What you are asked to do: Below are records; work out how many of their lines contain "place" and give only that number.

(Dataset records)
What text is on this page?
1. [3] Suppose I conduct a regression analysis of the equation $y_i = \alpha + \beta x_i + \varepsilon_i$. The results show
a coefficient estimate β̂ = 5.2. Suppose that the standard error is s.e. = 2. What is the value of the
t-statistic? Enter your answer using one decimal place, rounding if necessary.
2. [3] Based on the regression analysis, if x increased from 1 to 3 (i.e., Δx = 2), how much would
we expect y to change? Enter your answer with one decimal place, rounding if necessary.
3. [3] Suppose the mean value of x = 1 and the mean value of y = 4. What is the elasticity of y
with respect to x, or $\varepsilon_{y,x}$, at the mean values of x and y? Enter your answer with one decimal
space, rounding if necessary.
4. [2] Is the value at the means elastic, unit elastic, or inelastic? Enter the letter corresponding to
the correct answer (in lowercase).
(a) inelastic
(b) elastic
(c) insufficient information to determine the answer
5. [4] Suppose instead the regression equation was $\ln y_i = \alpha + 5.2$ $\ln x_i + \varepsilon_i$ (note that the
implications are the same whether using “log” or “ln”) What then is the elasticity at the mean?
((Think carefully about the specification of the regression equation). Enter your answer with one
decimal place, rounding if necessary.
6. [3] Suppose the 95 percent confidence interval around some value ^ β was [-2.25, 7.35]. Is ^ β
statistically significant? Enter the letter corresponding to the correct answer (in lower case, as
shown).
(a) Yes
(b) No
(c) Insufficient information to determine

Output: 3